[Figure content listings]
========================================

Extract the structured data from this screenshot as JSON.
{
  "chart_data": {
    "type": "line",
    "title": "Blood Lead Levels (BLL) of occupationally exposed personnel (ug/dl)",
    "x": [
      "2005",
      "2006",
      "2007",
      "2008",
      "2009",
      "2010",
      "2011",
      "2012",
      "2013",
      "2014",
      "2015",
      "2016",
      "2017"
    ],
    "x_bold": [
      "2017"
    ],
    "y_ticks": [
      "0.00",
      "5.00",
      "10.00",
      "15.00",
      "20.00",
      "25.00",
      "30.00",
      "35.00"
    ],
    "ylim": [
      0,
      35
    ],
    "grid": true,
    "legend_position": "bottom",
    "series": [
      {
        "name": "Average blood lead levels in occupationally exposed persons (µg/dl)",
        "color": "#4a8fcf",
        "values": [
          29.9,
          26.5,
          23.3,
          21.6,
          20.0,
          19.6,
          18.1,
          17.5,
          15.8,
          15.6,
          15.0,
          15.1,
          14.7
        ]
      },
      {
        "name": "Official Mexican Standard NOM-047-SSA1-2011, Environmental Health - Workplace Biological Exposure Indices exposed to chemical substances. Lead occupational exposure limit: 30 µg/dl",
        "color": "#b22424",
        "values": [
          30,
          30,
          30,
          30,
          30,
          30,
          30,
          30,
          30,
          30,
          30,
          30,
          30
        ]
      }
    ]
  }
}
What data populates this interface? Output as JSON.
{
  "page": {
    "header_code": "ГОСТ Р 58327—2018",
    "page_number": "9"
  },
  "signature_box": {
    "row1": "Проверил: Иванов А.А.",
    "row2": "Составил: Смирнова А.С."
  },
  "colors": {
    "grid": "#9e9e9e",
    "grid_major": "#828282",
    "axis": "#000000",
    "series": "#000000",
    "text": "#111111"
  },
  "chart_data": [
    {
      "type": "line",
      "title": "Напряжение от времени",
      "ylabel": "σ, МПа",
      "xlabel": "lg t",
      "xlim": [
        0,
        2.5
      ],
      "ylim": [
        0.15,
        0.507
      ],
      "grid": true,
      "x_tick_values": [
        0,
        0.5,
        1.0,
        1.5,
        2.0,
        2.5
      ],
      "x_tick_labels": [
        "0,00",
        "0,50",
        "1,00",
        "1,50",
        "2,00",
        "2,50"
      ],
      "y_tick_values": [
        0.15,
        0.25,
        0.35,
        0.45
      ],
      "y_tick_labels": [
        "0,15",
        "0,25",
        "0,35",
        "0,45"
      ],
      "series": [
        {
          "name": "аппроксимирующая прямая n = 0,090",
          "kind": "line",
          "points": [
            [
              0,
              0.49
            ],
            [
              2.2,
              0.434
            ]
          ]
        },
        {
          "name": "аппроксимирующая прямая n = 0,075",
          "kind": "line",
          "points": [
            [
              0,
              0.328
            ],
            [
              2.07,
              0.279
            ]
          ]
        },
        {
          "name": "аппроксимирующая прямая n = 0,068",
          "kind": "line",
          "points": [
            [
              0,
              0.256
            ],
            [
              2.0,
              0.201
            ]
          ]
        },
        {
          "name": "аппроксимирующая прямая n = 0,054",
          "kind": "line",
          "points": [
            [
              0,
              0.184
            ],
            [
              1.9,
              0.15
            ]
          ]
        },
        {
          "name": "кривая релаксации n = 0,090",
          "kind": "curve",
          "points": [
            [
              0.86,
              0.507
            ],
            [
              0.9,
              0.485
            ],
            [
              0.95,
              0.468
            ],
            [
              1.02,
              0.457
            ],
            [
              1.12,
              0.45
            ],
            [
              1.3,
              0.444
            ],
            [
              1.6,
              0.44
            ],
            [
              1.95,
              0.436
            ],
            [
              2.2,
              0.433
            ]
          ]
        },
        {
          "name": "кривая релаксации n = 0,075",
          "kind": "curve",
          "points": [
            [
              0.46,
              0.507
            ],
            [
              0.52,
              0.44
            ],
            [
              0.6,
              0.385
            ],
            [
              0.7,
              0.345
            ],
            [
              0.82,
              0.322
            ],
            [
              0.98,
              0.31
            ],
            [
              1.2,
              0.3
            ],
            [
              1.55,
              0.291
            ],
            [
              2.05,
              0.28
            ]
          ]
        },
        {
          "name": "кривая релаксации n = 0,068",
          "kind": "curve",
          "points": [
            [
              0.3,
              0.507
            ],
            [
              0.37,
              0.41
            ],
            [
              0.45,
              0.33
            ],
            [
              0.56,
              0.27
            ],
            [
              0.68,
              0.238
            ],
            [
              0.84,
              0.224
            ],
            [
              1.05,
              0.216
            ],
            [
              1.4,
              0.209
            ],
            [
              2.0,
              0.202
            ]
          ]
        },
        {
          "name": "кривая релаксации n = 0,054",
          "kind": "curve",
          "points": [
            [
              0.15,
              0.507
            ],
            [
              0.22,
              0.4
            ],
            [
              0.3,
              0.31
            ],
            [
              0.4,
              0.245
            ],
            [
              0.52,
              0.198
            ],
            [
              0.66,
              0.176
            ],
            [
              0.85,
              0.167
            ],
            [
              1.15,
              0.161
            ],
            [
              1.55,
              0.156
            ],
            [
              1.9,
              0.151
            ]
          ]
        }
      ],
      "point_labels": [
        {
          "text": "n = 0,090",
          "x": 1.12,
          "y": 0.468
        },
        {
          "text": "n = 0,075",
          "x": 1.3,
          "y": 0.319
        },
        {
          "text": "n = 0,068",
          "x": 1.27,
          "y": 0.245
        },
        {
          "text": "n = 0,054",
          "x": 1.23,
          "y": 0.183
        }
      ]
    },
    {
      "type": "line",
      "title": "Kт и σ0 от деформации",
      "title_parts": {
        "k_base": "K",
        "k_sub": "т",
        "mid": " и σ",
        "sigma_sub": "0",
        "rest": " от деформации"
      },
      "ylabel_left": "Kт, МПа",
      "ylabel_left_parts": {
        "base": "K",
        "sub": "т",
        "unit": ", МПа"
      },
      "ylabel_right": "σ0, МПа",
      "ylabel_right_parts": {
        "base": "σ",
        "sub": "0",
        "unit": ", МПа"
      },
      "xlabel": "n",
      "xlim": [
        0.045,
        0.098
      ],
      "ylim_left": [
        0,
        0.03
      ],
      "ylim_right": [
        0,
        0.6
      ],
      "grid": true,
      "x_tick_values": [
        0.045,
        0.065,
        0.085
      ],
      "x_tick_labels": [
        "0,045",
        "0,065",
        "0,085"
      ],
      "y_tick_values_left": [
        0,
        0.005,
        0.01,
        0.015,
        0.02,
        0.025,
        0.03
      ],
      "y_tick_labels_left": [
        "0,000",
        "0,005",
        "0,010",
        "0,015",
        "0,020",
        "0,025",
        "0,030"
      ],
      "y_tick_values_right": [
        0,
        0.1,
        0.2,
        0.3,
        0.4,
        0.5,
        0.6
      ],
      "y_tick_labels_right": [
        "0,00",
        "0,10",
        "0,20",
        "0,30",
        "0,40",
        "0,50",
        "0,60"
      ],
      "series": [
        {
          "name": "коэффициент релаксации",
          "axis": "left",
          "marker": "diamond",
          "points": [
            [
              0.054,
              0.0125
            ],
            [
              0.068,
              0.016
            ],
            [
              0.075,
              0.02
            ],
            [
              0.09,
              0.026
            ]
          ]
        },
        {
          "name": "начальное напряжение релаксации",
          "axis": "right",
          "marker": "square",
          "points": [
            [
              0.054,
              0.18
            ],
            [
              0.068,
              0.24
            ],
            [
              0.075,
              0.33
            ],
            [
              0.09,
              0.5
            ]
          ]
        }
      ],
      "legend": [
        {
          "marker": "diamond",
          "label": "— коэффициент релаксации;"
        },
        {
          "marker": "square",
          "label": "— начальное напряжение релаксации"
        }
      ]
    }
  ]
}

========================================

» Exercise requirements: Among the lines of the data, identify those with the word "occupationally". Copy each of them.

» Exercise solution:
    "title": "Blood Lead Levels (BLL) of occupationally exposed personnel (ug/dl)",
        "name": "Average blood lead levels in occupationally exposed persons (µg/dl)",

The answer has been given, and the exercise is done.